Write out, one per line, each line from the line containing "center-line4: РФ bbox=[339, 253, 365, 275]" up to and including the line containing "node-l-l4: санкций bbox=[61, 251, 118, 269]".

--*--

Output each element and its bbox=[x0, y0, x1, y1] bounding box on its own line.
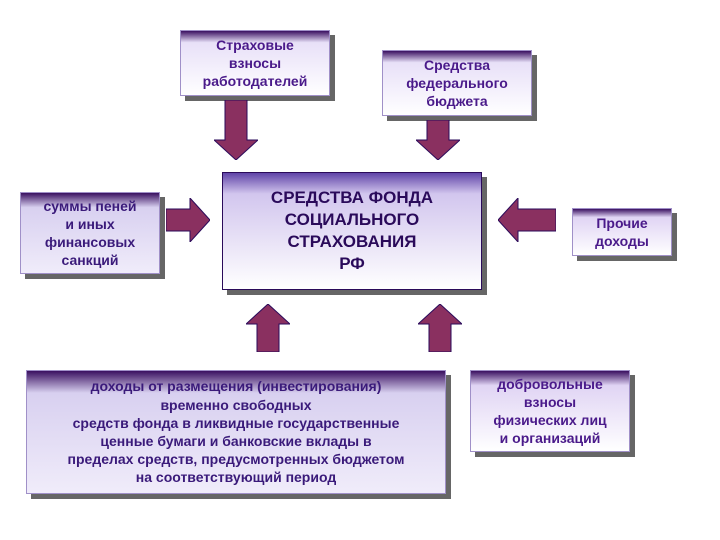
center-line4: РФ bbox=[339, 253, 365, 275]
node-br-l4: и организаций bbox=[500, 429, 601, 447]
node-other-income: Прочие доходы bbox=[572, 208, 672, 256]
node-investment-income: доходы от размещения (инвестирования) вр… bbox=[26, 370, 446, 494]
node-br-l3: физических лиц bbox=[493, 411, 606, 429]
node-r-l1: Прочие bbox=[596, 214, 647, 232]
node-employer-contributions: Страховые взносы работодателей bbox=[180, 30, 330, 96]
node-tr-l3: бюджета bbox=[426, 92, 487, 110]
center-line3: СТРАХОВАНИЯ bbox=[288, 231, 417, 253]
node-l-l1: суммы пеней bbox=[43, 197, 136, 215]
node-bl-l1: доходы от размещения (инвестирования) bbox=[91, 377, 382, 395]
arrow-from-federal bbox=[416, 120, 460, 160]
node-tr-l1: Средства bbox=[424, 56, 490, 74]
node-federal-budget: Средства федерального бюджета bbox=[382, 50, 532, 116]
node-br-l1: добровольные bbox=[497, 375, 603, 393]
node-penalties: суммы пеней и иных финансовых санкций bbox=[20, 192, 160, 274]
node-bl-l6: на соответствующий период bbox=[136, 468, 336, 486]
node-bl-l4: ценные бумаги и банковские вклады в bbox=[100, 432, 371, 450]
node-br-l2: взносы bbox=[524, 393, 576, 411]
center-line2: СОЦИАЛЬНОГО bbox=[285, 209, 419, 231]
node-l-l2: и иных bbox=[65, 215, 114, 233]
center-box: СРЕДСТВА ФОНДА СОЦИАЛЬНОГО СТРАХОВАНИЯ Р… bbox=[222, 172, 482, 290]
node-bl-l5: пределах средств, предусмотренных бюджет… bbox=[68, 450, 405, 468]
node-tr-l2: федерального bbox=[406, 74, 508, 92]
node-voluntary-contributions: добровольные взносы физических лиц и орг… bbox=[470, 370, 630, 452]
node-l-l4: санкций bbox=[61, 251, 118, 269]
arrow-from-voluntary bbox=[418, 304, 462, 352]
arrow-from-investment bbox=[246, 304, 290, 352]
node-tl-l1: Страховые bbox=[216, 36, 294, 54]
node-bl-l2: временно свободных bbox=[160, 396, 311, 414]
node-bl-l3: средств фонда в ликвидные государственны… bbox=[73, 414, 400, 432]
arrow-from-other bbox=[498, 198, 556, 242]
arrow-from-penalties bbox=[166, 198, 210, 242]
node-r-l2: доходы bbox=[595, 232, 649, 250]
arrow-from-employer bbox=[214, 100, 258, 160]
center-line1: СРЕДСТВА ФОНДА bbox=[271, 187, 433, 209]
node-tl-l3: работодателей bbox=[203, 72, 308, 90]
node-l-l3: финансовых bbox=[45, 233, 135, 251]
node-tl-l2: взносы bbox=[229, 54, 281, 72]
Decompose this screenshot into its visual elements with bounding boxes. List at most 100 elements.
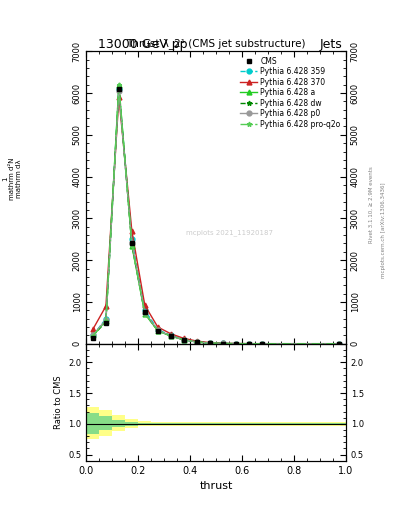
CMS xyxy=(129,241,134,247)
Pythia 6.428 dw xyxy=(220,340,225,347)
Line: Pythia 6.428 359: Pythia 6.428 359 xyxy=(90,87,342,346)
Pythia 6.428 359 xyxy=(116,86,121,92)
Pythia 6.428 a xyxy=(233,340,238,347)
Pythia 6.428 pro-q2o xyxy=(116,82,121,89)
Pythia 6.428 370 xyxy=(220,340,225,346)
Line: Pythia 6.428 a: Pythia 6.428 a xyxy=(90,82,342,346)
Pythia 6.428 370 xyxy=(156,324,160,330)
Legend: CMS, Pythia 6.428 359, Pythia 6.428 370, Pythia 6.428 a, Pythia 6.428 dw, Pythia: CMS, Pythia 6.428 359, Pythia 6.428 370,… xyxy=(239,55,342,130)
Pythia 6.428 a xyxy=(129,243,134,249)
Pythia 6.428 p0 xyxy=(129,240,134,246)
Pythia 6.428 dw xyxy=(142,310,147,316)
Title: Thrust λ_2¹ (CMS jet substructure): Thrust λ_2¹ (CMS jet substructure) xyxy=(127,38,306,49)
Pythia 6.428 370 xyxy=(129,228,134,234)
Bar xyxy=(138,421,151,426)
Pythia 6.428 dw xyxy=(104,318,108,325)
Pythia 6.428 p0 xyxy=(156,327,160,333)
Pythia 6.428 p0 xyxy=(104,317,108,323)
Pythia 6.428 370 xyxy=(195,338,199,344)
Pythia 6.428 359 xyxy=(195,339,199,345)
Pythia 6.428 359 xyxy=(220,340,225,347)
Line: Pythia 6.428 370: Pythia 6.428 370 xyxy=(90,95,342,346)
Pythia 6.428 a xyxy=(182,337,186,343)
Pythia 6.428 a xyxy=(169,333,173,339)
Pythia 6.428 dw xyxy=(90,333,95,339)
Pythia 6.428 a xyxy=(116,81,121,88)
Pythia 6.428 370 xyxy=(208,339,212,346)
Bar xyxy=(164,423,346,424)
Line: Pythia 6.428 pro-q2o: Pythia 6.428 pro-q2o xyxy=(90,83,342,346)
CMS xyxy=(220,340,225,347)
Pythia 6.428 359 xyxy=(233,340,238,347)
Pythia 6.428 a xyxy=(142,311,147,317)
Pythia 6.428 p0 xyxy=(142,310,147,316)
Pythia 6.428 359 xyxy=(182,336,186,343)
Bar xyxy=(99,416,112,430)
Pythia 6.428 359 xyxy=(142,307,147,313)
Pythia 6.428 dw xyxy=(246,340,251,347)
Pythia 6.428 370 xyxy=(116,94,121,100)
Pythia 6.428 dw xyxy=(195,339,199,345)
CMS xyxy=(156,328,160,334)
Pythia 6.428 359 xyxy=(90,332,95,338)
CMS xyxy=(195,339,199,345)
Pythia 6.428 370 xyxy=(142,302,147,308)
CMS xyxy=(246,340,251,347)
Bar xyxy=(112,415,125,431)
Pythia 6.428 dw xyxy=(129,241,134,247)
CMS xyxy=(116,86,121,92)
CMS xyxy=(259,340,264,347)
Bar xyxy=(112,420,125,427)
Bar xyxy=(151,423,164,424)
Bar xyxy=(86,413,99,434)
Pythia 6.428 a xyxy=(220,340,225,347)
Pythia 6.428 a xyxy=(259,340,264,347)
Pythia 6.428 359 xyxy=(337,340,342,347)
CMS xyxy=(142,309,147,315)
Pythia 6.428 pro-q2o xyxy=(233,340,238,347)
Line: CMS: CMS xyxy=(90,87,342,346)
Pythia 6.428 370 xyxy=(233,340,238,347)
Pythia 6.428 dw xyxy=(182,337,186,343)
Pythia 6.428 pro-q2o xyxy=(104,318,108,324)
Bar xyxy=(151,422,164,425)
CMS xyxy=(233,340,238,347)
Pythia 6.428 359 xyxy=(246,340,251,347)
Pythia 6.428 370 xyxy=(246,340,251,347)
Pythia 6.428 pro-q2o xyxy=(259,340,264,347)
Pythia 6.428 pro-q2o xyxy=(337,340,342,347)
Text: Jets: Jets xyxy=(319,38,342,51)
Pythia 6.428 pro-q2o xyxy=(90,333,95,339)
Pythia 6.428 359 xyxy=(156,327,160,333)
Pythia 6.428 pro-q2o xyxy=(246,340,251,347)
Bar xyxy=(86,407,99,439)
Pythia 6.428 dw xyxy=(169,333,173,339)
CMS xyxy=(337,340,342,347)
Pythia 6.428 a xyxy=(246,340,251,347)
Pythia 6.428 a xyxy=(104,318,108,324)
Pythia 6.428 pro-q2o xyxy=(129,242,134,248)
Pythia 6.428 p0 xyxy=(259,340,264,347)
Text: Rivet 3.1.10, ≥ 2.9M events: Rivet 3.1.10, ≥ 2.9M events xyxy=(369,166,374,243)
Pythia 6.428 pro-q2o xyxy=(142,310,147,316)
Pythia 6.428 p0 xyxy=(220,340,225,347)
Pythia 6.428 a xyxy=(195,339,199,345)
Pythia 6.428 a xyxy=(337,340,342,347)
Pythia 6.428 p0 xyxy=(246,340,251,347)
Pythia 6.428 dw xyxy=(156,328,160,334)
Pythia 6.428 dw xyxy=(233,340,238,347)
Pythia 6.428 dw xyxy=(259,340,264,347)
CMS xyxy=(208,340,212,346)
Pythia 6.428 p0 xyxy=(337,340,342,347)
Bar xyxy=(125,422,138,425)
Bar xyxy=(99,410,112,436)
Pythia 6.428 359 xyxy=(104,315,108,322)
Pythia 6.428 359 xyxy=(259,340,264,347)
Text: mcplots 2021_11920187: mcplots 2021_11920187 xyxy=(185,229,273,236)
Bar xyxy=(164,422,346,425)
Pythia 6.428 dw xyxy=(337,340,342,347)
Line: Pythia 6.428 p0: Pythia 6.428 p0 xyxy=(90,89,342,346)
Text: 1
mathrm d²N
mathrm dλ: 1 mathrm d²N mathrm dλ xyxy=(2,158,22,201)
Bar xyxy=(138,422,151,425)
Pythia 6.428 370 xyxy=(182,335,186,342)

--*--

### COMPLETED EXERCISE
center-line4: РФ bbox=[339, 253, 365, 275]
node-br-l4: и организаций bbox=[500, 429, 601, 447]
node-other-income: Прочие доходы bbox=[572, 208, 672, 256]
node-investment-income: доходы от размещения (инвестирования) вр… bbox=[26, 370, 446, 494]
node-br-l3: физических лиц bbox=[493, 411, 606, 429]
node-r-l1: Прочие bbox=[596, 214, 647, 232]
node-employer-contributions: Страховые взносы работодателей bbox=[180, 30, 330, 96]
node-tr-l3: бюджета bbox=[426, 92, 487, 110]
center-line3: СТРАХОВАНИЯ bbox=[288, 231, 417, 253]
node-l-l1: суммы пеней bbox=[43, 197, 136, 215]
node-bl-l1: доходы от размещения (инвестирования) bbox=[91, 377, 382, 395]
arrow-from-federal bbox=[416, 120, 460, 160]
node-tr-l1: Средства bbox=[424, 56, 490, 74]
node-federal-budget: Средства федерального бюджета bbox=[382, 50, 532, 116]
node-br-l1: добровольные bbox=[497, 375, 603, 393]
node-penalties: суммы пеней и иных финансовых санкций bbox=[20, 192, 160, 274]
node-bl-l6: на соответствующий период bbox=[136, 468, 336, 486]
node-bl-l4: ценные бумаги и банковские вклады в bbox=[100, 432, 371, 450]
node-br-l2: взносы bbox=[524, 393, 576, 411]
center-line2: СОЦИАЛЬНОГО bbox=[285, 209, 419, 231]
node-l-l2: и иных bbox=[65, 215, 114, 233]
center-box: СРЕДСТВА ФОНДА СОЦИАЛЬНОГО СТРАХОВАНИЯ Р… bbox=[222, 172, 482, 290]
node-bl-l5: пределах средств, предусмотренных бюджет… bbox=[68, 450, 405, 468]
node-tr-l2: федерального bbox=[406, 74, 508, 92]
node-voluntary-contributions: добровольные взносы физических лиц и орг… bbox=[470, 370, 630, 452]
node-l-l4: санкций bbox=[61, 251, 118, 269]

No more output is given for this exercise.